> [Enregistrements affichés]:
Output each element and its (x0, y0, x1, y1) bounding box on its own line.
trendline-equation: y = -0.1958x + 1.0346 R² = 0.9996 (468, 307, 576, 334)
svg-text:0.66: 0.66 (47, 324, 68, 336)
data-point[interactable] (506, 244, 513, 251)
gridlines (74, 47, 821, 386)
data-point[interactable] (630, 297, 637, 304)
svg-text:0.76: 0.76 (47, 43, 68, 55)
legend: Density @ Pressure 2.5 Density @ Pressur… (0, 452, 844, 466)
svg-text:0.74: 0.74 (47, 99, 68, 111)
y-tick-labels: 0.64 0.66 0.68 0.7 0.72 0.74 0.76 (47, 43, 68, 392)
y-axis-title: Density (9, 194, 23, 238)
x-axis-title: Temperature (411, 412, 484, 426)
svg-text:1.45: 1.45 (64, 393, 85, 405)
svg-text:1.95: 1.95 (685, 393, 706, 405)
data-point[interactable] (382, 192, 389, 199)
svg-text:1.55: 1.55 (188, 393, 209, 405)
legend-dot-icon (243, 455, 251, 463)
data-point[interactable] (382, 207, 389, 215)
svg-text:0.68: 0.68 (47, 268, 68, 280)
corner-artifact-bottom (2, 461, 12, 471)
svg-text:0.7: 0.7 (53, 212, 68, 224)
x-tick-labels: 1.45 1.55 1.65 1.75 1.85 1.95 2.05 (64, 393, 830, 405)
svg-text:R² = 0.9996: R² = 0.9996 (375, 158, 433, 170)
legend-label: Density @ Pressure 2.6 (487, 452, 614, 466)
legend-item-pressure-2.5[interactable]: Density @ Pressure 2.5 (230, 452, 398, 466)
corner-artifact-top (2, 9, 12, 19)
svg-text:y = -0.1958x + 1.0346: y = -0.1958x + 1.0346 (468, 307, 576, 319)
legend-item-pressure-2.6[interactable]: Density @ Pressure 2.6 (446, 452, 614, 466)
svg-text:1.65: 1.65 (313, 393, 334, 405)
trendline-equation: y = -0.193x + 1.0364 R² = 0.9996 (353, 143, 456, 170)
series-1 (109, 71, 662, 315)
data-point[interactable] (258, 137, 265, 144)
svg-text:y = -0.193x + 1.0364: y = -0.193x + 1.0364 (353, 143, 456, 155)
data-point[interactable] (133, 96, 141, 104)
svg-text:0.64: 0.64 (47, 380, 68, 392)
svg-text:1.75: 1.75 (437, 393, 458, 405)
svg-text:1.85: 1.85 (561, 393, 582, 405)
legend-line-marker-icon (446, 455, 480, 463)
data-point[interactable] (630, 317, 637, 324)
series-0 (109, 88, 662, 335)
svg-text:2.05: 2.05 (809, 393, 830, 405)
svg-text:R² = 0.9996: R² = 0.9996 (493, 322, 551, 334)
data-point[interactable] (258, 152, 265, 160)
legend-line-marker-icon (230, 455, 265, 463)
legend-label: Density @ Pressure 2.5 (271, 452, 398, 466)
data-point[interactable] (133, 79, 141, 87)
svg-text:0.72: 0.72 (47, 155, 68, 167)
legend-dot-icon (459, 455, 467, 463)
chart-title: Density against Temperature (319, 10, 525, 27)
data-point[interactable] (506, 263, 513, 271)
==
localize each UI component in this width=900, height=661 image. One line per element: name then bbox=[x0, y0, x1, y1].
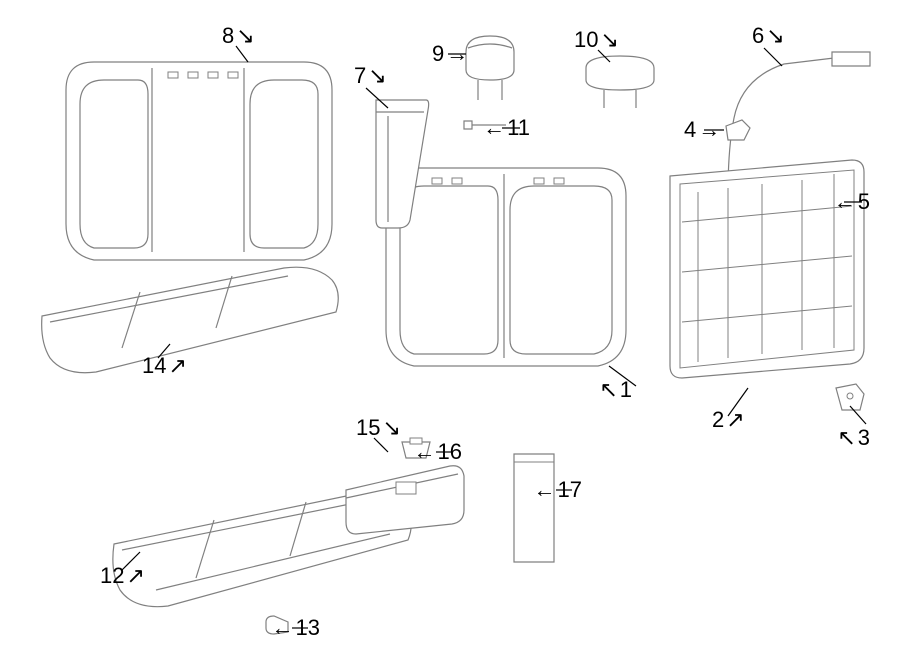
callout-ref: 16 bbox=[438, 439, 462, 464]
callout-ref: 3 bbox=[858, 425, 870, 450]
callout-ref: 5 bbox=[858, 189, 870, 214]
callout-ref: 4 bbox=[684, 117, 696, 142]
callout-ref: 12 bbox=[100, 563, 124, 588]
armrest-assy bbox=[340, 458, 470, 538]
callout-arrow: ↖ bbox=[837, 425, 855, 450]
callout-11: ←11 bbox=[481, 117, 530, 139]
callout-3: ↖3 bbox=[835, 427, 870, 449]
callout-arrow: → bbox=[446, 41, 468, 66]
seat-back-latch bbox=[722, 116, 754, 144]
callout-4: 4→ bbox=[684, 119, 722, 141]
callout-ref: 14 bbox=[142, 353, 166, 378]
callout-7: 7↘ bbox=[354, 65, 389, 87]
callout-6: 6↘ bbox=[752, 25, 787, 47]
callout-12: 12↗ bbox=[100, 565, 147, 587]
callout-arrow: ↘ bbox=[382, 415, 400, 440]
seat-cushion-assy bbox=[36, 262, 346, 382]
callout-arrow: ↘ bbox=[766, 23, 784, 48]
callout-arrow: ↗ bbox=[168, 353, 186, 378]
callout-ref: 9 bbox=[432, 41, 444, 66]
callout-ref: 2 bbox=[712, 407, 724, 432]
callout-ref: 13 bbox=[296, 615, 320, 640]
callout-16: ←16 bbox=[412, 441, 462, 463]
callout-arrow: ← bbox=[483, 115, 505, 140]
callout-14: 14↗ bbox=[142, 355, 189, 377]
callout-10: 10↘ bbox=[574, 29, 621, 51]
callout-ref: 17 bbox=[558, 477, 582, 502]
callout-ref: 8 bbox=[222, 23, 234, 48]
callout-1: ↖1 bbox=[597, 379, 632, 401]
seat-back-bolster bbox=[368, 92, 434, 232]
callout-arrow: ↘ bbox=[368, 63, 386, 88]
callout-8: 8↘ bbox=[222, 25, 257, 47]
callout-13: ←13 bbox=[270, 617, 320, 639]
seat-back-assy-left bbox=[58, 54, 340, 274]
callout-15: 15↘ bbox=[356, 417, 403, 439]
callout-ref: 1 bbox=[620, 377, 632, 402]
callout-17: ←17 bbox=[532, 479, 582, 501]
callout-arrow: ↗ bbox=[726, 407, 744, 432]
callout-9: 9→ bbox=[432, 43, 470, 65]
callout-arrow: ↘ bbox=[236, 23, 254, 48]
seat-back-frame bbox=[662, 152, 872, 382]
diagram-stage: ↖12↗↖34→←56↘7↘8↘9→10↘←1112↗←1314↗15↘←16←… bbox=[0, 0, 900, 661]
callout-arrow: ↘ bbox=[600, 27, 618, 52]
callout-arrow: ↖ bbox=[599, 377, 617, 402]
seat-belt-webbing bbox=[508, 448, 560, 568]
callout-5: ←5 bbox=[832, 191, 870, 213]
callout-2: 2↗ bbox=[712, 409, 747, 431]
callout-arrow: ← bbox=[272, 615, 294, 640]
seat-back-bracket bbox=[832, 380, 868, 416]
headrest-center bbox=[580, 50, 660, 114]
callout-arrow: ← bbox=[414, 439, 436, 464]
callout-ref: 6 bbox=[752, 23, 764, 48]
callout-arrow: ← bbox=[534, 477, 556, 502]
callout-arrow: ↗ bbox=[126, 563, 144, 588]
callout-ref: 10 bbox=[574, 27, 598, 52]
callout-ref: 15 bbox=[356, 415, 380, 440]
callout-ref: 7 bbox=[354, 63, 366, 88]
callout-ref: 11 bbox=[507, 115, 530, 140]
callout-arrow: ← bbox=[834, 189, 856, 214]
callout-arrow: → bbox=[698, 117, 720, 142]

> [Travail à faire]: Reproduisez tels quels les enregistrements ci-dessus, de la ligne contenant « callout-ref: 16 bbox=[438, 439, 462, 464] » jusqu'à la ligne contenant « callout-12: 12↗ bbox=[100, 565, 147, 587] » incluse.

> [Tâche accomplie]:
callout-ref: 16 bbox=[438, 439, 462, 464]
callout-ref: 3 bbox=[858, 425, 870, 450]
callout-ref: 5 bbox=[858, 189, 870, 214]
callout-ref: 4 bbox=[684, 117, 696, 142]
callout-ref: 12 bbox=[100, 563, 124, 588]
armrest-assy bbox=[340, 458, 470, 538]
callout-arrow: ↖ bbox=[837, 425, 855, 450]
callout-11: ←11 bbox=[481, 117, 530, 139]
callout-3: ↖3 bbox=[835, 427, 870, 449]
callout-arrow: → bbox=[446, 41, 468, 66]
seat-back-latch bbox=[722, 116, 754, 144]
callout-4: 4→ bbox=[684, 119, 722, 141]
callout-ref: 14 bbox=[142, 353, 166, 378]
callout-7: 7↘ bbox=[354, 65, 389, 87]
callout-6: 6↘ bbox=[752, 25, 787, 47]
callout-12: 12↗ bbox=[100, 565, 147, 587]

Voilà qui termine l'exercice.